# MATERIAL SUPPLIED start

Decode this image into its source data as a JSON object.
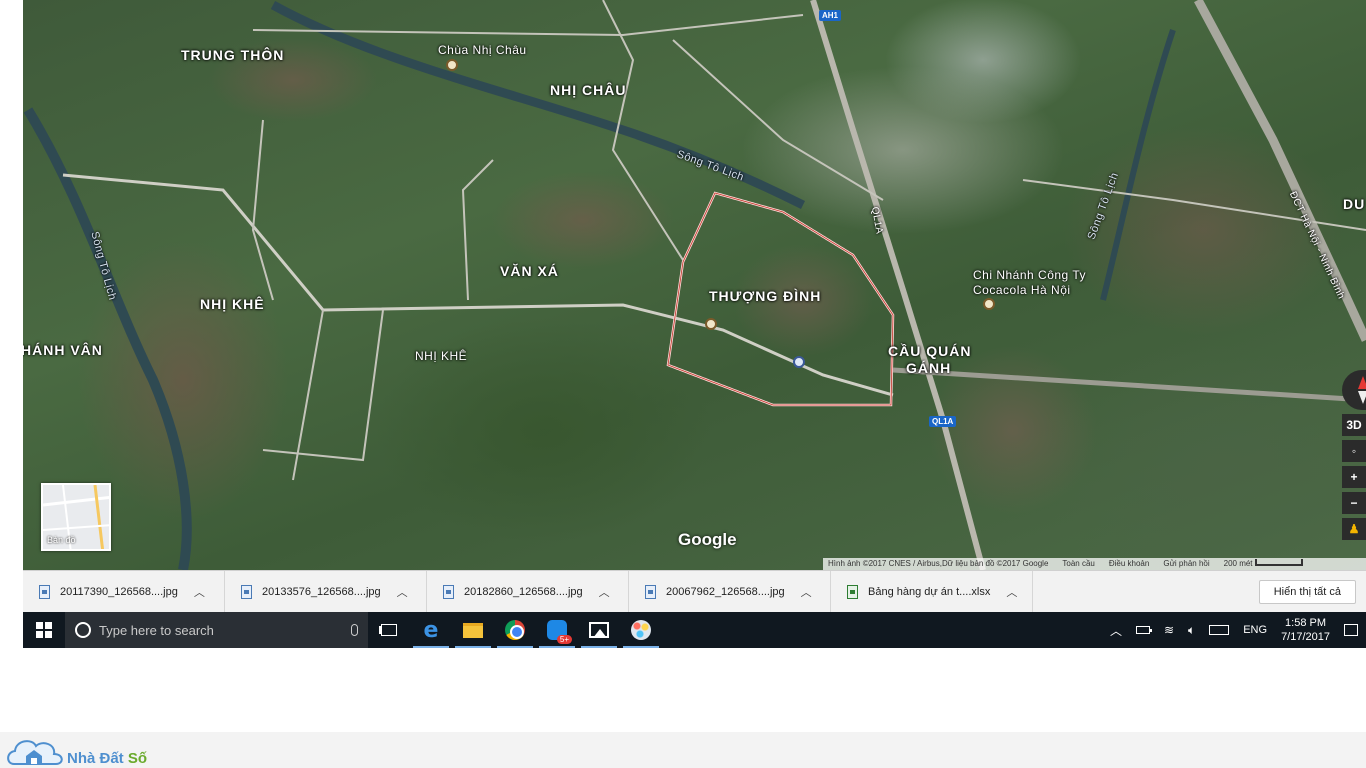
{
  "map": {
    "labels": {
      "trung_thon": "TRUNG THÔN",
      "chua_nhi_chau": "Chùa Nhị Châu",
      "nhi_chau": "NHỊ CHÂU",
      "song_to_lich_1": "Sông Tô Lịch",
      "song_to_lich_2": "Sông Tô Lịch",
      "song_to_lich_3": "Sông Tô Lịch",
      "van_xa": "VĂN XÁ",
      "nhi_khe_1": "NHỊ KHÊ",
      "nhi_khe_2": "NHỊ KHÊ",
      "hanh_van": "HÁNH VÂN",
      "thuong_dinh": "THƯỢNG ĐÌNH",
      "cau_quan": "CẦU QUÁN",
      "ganh": "GÁNH",
      "cocacola_1": "Chi Nhánh Công Ty",
      "cocacola_2": "Cocacola Hà Nội",
      "ql1a": "QL1A",
      "dct": "ĐCT Hà Nội - Ninh Bình",
      "du": "DU"
    },
    "shields": {
      "ah1": "AH1",
      "ql1a": "QL1A"
    },
    "google": "Google",
    "minimap_label": "Bản đồ",
    "controls": {
      "three_d": "3D",
      "zoom_in": "+",
      "zoom_out": "−"
    },
    "attribution": {
      "imagery": "Hình ảnh ©2017 CNES / Airbus,Dữ liệu bản đồ ©2017 Google",
      "fullscreen": "Toàn cầu",
      "terms": "Điều khoản",
      "feedback": "Gửi phản hồi",
      "scale": "200 mét"
    }
  },
  "downloads": {
    "items": [
      {
        "name": "20117390_126568....jpg",
        "type": "jpg"
      },
      {
        "name": "20133576_126568....jpg",
        "type": "jpg"
      },
      {
        "name": "20182860_126568....jpg",
        "type": "jpg"
      },
      {
        "name": "20067962_126568....jpg",
        "type": "jpg"
      },
      {
        "name": "Bảng hàng dự án t....xlsx",
        "type": "xlsx"
      }
    ],
    "show_all": "Hiển thị tất cả"
  },
  "taskbar": {
    "search_placeholder": "Type here to search",
    "zalo_badge": "5+",
    "language": "ENG",
    "time": "1:58 PM",
    "date": "7/17/2017"
  },
  "brand": {
    "name_part1": "Nhà Đất ",
    "name_part2": "Số"
  }
}
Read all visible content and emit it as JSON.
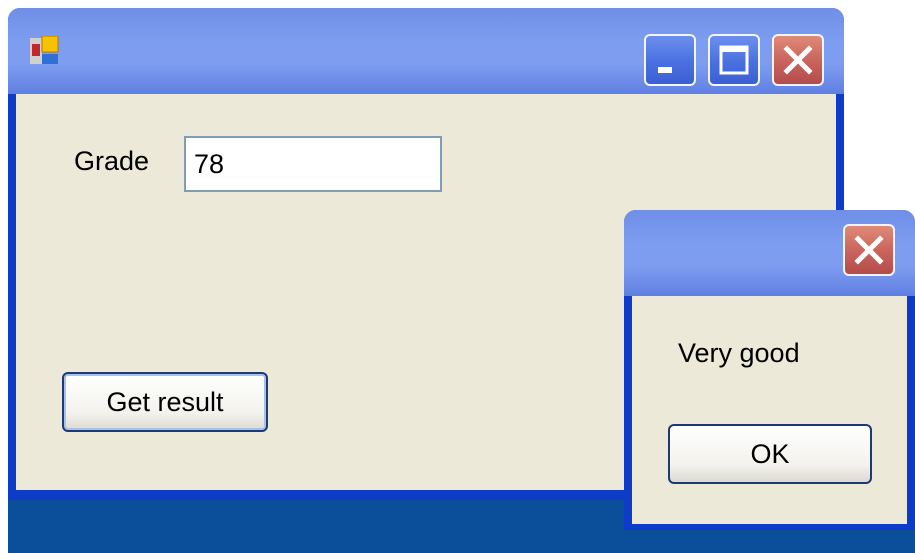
{
  "main_window": {
    "icon": "app-window-icon",
    "controls": {
      "minimize_icon": "minimize-icon",
      "maximize_icon": "maximize-icon",
      "close_icon": "close-icon"
    },
    "form": {
      "grade_label": "Grade",
      "grade_value": "78",
      "get_result_label": "Get result"
    }
  },
  "message_box": {
    "close_icon": "close-icon",
    "message": "Very good",
    "ok_label": "OK"
  },
  "colors": {
    "client_background": "#ece9d8",
    "titlebar": "#7e9cf0",
    "close_button": "#c8625c",
    "desktop": "#0b4f9a"
  }
}
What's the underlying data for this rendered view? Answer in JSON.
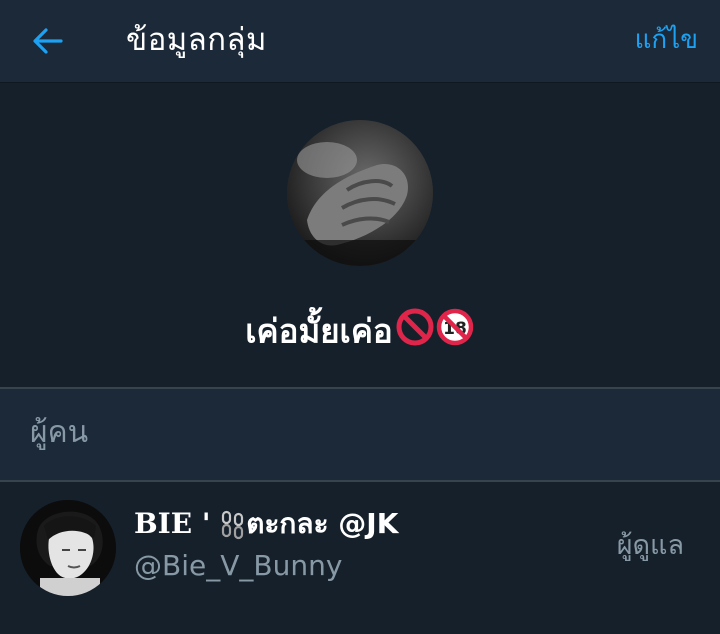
{
  "header": {
    "title": "ข้อมูลกลุ่ม",
    "edit_label": "แก้ไข",
    "back_icon": "arrow-left-icon",
    "accent_color": "#1da1f2"
  },
  "group": {
    "name": "เค่อมั้ยเค่อ",
    "emojis": [
      "no-entry-icon",
      "no-one-under-18-icon"
    ]
  },
  "people_section": {
    "title": "ผู้คน"
  },
  "members": [
    {
      "display_name_prefix": "BIE '",
      "display_name_suffix": "ตะกละ @JK",
      "name_icon": "chain-icon",
      "handle": "@Bie_V_Bunny",
      "role": "ผู้ดูแล"
    }
  ],
  "colors": {
    "background": "#15202b",
    "header_bg": "#1c2938",
    "secondary_text": "#8899a6",
    "divider": "#38444d"
  }
}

# MATERIAL SUPPLIED end

REQUIREMENT: Say how many lines in the records contain the string "icon", and say nothing else.

SOLUTION TO THE PROBLEM: 9